* _Material provided_:
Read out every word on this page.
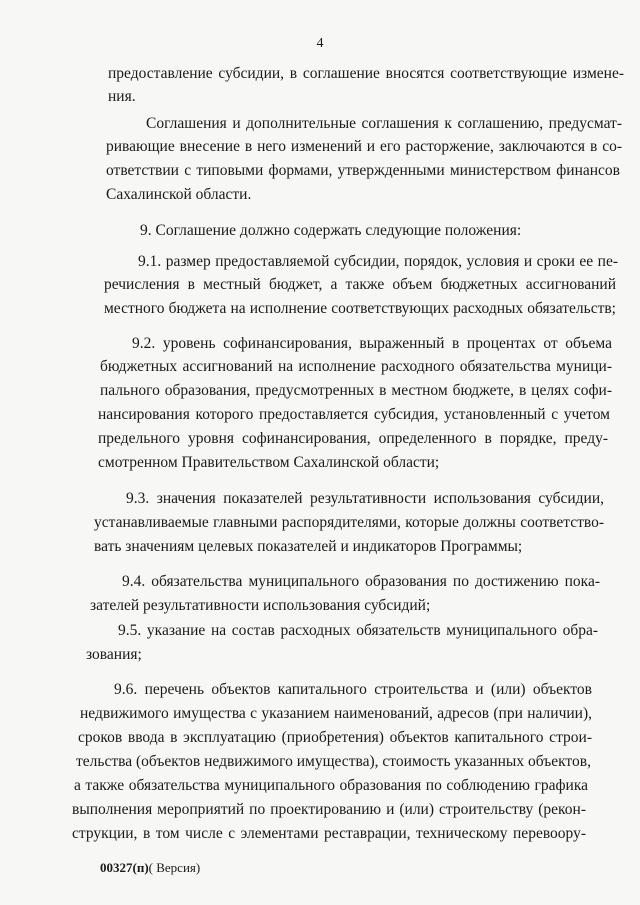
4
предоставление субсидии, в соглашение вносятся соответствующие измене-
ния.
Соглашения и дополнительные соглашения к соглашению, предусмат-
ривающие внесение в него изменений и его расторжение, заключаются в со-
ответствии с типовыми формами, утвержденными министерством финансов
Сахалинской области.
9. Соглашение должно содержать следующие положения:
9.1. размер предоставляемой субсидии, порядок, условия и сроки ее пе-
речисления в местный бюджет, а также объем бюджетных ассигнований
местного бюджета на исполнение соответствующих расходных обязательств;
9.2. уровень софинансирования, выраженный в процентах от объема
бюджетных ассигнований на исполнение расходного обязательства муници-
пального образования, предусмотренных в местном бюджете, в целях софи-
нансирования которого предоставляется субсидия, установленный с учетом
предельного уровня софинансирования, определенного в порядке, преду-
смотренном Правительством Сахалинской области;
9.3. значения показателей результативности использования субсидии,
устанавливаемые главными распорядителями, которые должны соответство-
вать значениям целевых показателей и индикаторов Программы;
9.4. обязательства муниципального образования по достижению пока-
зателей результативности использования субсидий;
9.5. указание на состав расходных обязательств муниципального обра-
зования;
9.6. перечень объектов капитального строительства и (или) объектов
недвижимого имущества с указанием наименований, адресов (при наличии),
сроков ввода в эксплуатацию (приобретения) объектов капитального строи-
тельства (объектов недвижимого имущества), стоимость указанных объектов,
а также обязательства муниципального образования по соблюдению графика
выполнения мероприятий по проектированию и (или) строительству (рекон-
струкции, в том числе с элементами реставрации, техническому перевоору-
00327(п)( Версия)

* * *

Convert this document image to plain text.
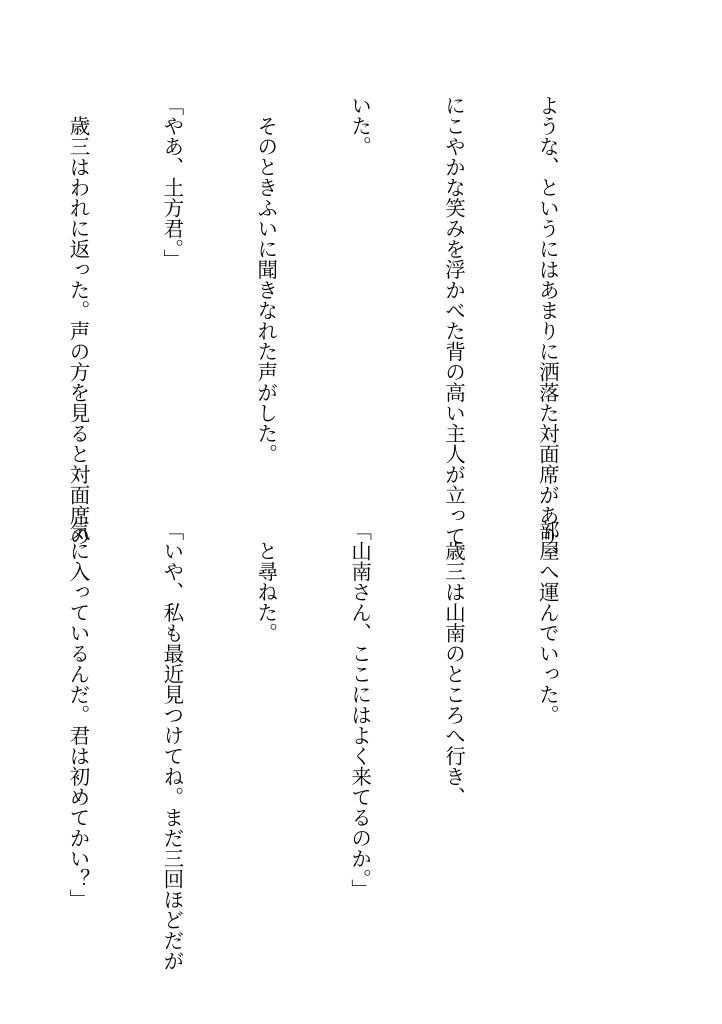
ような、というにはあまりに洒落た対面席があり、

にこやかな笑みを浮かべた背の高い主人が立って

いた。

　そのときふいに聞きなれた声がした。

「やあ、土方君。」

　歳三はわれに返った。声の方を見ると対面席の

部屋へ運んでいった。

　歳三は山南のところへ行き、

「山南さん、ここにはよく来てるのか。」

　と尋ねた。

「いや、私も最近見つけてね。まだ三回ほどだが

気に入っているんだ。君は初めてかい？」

* _Directive_: Scan the material above for the string "субсидии" and report each line where you find it.

* _Full solution_:
предоставление субсидии, в соглашение вносятся соответствующие измене-
9.1. размер предоставляемой субсидии, порядок, условия и сроки ее пе-
9.3. значения показателей результативности использования субсидии,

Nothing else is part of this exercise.